- **GIVEN INSTRUCTION 1**: Set down the layout records from the start through the line containing "214, 310, 235]", both ends included, with every line unchanged.

- **SOURCE DOCUMENT**:
Perhaps it's no accident that Stevenson is the author of "The Strange Case of Dr. Jekyll and Mr. Hyde," about a kindly doctor whose evil alter-ego makes its presence known.
More than once, the duality of man is seen in Silver and it's seen vividly in Thackaberry's portrayal. We get a taste of Silver's bad side at the end of act one, when the actor's voice lowers to a menacing quality.
Poor Hawkins, who, as played by Colin Wulff, looks older then the lad of about 14. But Wulff, in a multi-faceted portrayal, convincingly captures Hawkins' impulsive nature, happy, adventure-loving personality, bravery, contemplative moments and sincerity. His growth into a mature person is seamless.
Playwright/adapter Ludwig finds a nice balance between action and dialogue as well as the "loving villain" aspect of the pirates and their frightening demeanor.
He's kept "Treasure Island" as a memory tale, having Hawkins narrate parts of the story in flashback.
In this production, director Paul Moser finds the fast-paced danger and adventure, but also finds the quieter, thoughtful moments. Those include Hawkins narration, during which Wulff stands apart from the action, the lights dim and the actor's shadow is cast against the wall, reinforcing the memory aspect.
Flickering lights and foreboding sound effects lend the production a dark, danger-filled quality. However, lighting designer Jeremy K. Benjamin could use colors more effectively. White lighting during a battle scene or the use of blue during intense moments are questionable choices.
What's unquestionable is Ludwig's incorporation of Shakespeare.

- **GIVEN INSTRUCTION 2**: List every person in the theater review who is an author, actor or member of the production staff, leaving out fictional characters.

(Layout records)
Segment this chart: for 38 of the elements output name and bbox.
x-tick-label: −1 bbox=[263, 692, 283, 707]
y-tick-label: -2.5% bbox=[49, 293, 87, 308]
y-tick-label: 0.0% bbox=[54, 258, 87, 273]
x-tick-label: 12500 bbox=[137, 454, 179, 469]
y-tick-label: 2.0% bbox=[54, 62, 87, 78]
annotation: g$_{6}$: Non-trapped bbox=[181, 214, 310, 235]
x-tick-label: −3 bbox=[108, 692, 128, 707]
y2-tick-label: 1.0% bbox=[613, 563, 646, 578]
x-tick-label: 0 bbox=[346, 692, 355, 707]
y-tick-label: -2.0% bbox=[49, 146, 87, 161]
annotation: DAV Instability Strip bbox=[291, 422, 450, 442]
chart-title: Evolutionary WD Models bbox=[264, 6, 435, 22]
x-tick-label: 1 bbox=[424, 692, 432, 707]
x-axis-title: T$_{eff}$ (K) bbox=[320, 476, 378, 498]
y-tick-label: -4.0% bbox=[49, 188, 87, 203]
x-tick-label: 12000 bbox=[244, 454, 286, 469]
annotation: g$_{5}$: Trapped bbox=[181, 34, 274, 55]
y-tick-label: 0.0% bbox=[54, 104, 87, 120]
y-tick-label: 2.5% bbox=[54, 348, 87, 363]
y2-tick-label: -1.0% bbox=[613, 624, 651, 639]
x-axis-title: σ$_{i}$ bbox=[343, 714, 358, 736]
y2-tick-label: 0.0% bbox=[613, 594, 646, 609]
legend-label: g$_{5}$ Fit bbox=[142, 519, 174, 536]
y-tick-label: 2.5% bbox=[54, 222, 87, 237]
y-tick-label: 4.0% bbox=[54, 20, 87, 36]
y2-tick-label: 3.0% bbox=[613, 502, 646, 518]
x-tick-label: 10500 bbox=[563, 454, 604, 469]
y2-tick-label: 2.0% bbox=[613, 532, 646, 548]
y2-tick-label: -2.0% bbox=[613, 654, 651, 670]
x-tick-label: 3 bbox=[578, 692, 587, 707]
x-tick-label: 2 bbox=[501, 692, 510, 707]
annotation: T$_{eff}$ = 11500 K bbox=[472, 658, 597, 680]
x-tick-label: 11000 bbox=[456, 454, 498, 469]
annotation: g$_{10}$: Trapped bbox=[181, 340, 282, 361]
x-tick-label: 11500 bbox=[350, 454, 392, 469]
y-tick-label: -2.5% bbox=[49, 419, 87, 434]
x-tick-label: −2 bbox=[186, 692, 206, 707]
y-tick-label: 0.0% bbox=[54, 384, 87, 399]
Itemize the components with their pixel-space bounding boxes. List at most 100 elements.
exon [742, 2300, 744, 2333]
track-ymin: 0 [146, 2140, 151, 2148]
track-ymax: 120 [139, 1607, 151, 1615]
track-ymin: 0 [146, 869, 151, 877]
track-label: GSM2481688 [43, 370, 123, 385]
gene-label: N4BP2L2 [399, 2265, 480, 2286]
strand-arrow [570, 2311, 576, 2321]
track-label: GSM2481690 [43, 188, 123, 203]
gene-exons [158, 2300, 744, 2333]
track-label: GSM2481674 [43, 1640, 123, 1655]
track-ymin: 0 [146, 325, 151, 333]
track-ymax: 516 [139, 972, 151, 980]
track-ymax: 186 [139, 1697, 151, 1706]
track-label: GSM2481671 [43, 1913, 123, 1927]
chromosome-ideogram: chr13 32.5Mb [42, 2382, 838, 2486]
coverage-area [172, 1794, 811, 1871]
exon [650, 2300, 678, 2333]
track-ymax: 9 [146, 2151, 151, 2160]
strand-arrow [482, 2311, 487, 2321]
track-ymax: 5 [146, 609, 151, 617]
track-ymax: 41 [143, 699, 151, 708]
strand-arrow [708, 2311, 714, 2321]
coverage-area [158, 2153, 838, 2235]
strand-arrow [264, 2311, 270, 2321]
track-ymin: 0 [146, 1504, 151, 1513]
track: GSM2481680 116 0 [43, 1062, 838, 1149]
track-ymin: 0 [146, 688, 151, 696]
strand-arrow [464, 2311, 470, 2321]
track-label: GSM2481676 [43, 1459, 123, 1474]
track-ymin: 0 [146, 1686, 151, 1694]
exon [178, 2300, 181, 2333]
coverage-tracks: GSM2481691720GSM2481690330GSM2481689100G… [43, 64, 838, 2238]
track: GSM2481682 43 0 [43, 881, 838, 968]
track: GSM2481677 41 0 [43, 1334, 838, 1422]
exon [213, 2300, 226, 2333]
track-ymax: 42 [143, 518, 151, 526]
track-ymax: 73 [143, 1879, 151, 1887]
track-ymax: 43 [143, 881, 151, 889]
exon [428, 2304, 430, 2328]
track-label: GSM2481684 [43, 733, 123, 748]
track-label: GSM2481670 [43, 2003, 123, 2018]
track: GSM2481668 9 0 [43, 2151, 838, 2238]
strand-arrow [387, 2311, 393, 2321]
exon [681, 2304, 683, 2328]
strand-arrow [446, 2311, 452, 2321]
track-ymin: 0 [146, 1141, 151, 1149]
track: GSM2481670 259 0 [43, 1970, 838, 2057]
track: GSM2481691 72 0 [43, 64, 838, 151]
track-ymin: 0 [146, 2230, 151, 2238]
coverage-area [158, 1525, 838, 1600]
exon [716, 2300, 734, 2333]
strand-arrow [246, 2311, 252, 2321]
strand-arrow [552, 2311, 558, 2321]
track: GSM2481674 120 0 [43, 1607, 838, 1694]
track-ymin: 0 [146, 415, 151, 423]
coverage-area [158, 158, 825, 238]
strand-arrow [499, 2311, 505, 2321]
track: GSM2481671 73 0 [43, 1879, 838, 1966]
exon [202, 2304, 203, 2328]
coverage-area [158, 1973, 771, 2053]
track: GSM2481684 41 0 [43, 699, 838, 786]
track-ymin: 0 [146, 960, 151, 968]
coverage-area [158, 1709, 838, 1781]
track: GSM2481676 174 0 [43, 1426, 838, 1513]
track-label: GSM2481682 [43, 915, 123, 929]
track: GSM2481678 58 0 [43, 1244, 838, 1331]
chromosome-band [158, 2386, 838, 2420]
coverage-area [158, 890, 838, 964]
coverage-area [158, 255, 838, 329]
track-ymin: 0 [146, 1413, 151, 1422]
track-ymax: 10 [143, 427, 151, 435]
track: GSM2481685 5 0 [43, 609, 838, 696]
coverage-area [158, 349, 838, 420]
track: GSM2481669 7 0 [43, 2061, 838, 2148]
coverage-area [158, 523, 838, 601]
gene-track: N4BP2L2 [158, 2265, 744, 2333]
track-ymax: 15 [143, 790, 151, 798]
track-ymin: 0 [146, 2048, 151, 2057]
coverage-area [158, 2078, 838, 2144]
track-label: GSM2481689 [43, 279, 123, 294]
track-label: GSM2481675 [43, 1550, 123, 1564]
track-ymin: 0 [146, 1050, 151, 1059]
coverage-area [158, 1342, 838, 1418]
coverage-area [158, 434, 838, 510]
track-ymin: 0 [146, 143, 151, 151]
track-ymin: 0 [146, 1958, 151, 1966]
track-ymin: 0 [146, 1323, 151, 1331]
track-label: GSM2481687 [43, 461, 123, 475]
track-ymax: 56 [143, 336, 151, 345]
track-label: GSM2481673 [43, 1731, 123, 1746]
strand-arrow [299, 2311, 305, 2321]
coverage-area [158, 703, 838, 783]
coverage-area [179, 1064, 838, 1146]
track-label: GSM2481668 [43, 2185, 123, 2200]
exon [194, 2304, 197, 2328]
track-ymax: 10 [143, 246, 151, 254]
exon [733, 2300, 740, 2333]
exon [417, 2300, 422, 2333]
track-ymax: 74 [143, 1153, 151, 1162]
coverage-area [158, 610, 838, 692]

- **TASK RESULT 1**:
Segment this chart: for 38 of the elements output name and bbox.
x-tick-label: −1 bbox=[263, 692, 283, 707]
y-tick-label: -2.5% bbox=[49, 293, 87, 308]
y-tick-label: 0.0% bbox=[54, 258, 87, 273]
x-tick-label: 12500 bbox=[137, 454, 179, 469]
y-tick-label: 2.0% bbox=[54, 62, 87, 78]
annotation: g$_{6}$: Non-trapped bbox=[181, 214, 310, 235]

- **TASK RESULT 2**:
Stevenson
Thackaberry
Colin Wulff
Ludwig
Paul Moser
Jeremy K. Benjamin
Shakespeare